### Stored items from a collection
---+---

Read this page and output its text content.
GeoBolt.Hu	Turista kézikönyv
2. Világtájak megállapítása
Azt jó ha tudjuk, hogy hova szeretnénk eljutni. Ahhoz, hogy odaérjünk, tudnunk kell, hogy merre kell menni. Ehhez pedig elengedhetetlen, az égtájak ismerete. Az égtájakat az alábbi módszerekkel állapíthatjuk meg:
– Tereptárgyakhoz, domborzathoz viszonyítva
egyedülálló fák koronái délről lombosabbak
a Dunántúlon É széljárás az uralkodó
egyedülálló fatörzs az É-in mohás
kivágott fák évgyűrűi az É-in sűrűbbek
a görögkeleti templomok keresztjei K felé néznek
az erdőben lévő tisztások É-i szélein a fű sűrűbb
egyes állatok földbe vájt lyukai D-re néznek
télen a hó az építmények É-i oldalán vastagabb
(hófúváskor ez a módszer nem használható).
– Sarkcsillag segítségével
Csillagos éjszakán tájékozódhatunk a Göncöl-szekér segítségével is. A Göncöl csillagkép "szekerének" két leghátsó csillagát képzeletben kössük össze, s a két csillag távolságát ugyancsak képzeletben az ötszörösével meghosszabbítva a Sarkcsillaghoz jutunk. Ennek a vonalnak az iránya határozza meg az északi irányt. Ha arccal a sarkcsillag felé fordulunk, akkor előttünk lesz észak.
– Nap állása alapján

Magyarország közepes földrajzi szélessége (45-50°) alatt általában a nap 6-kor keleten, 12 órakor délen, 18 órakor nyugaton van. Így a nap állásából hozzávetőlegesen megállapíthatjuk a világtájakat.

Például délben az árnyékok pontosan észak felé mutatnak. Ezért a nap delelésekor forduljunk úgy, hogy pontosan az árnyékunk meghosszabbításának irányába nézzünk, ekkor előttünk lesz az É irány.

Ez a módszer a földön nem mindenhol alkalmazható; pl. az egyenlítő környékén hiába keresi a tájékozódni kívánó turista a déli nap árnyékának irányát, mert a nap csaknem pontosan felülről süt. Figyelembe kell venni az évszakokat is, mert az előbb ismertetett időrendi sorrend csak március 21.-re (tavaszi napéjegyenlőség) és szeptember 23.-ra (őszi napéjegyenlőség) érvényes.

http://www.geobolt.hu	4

---+---

### Challenge
List all lines where "észak" occurs.

### Result of this task
Csillagos éjszakán tájékozódhatunk a Göncöl-szekér segítségével is. A Göncöl csillagkép "szekerének" két leghátsó csillagát képzeletben kössük össze, s a két csillag távolságát ugyancsak képzeletben az ötszörösével meghosszabbítva a Sarkcsillaghoz jutunk. Ennek a vonalnak az iránya határozza meg az északi irányt. Ha arccal a sarkcsillag felé fordulunk, akkor előttünk lesz észak.
Például délben az árnyékok pontosan észak felé mutatnak. Ezért a nap delelésekor forduljunk úgy, hogy pontosan az árnyékunk meghosszabbításának irányába nézzünk, ekkor előttünk lesz az É irány.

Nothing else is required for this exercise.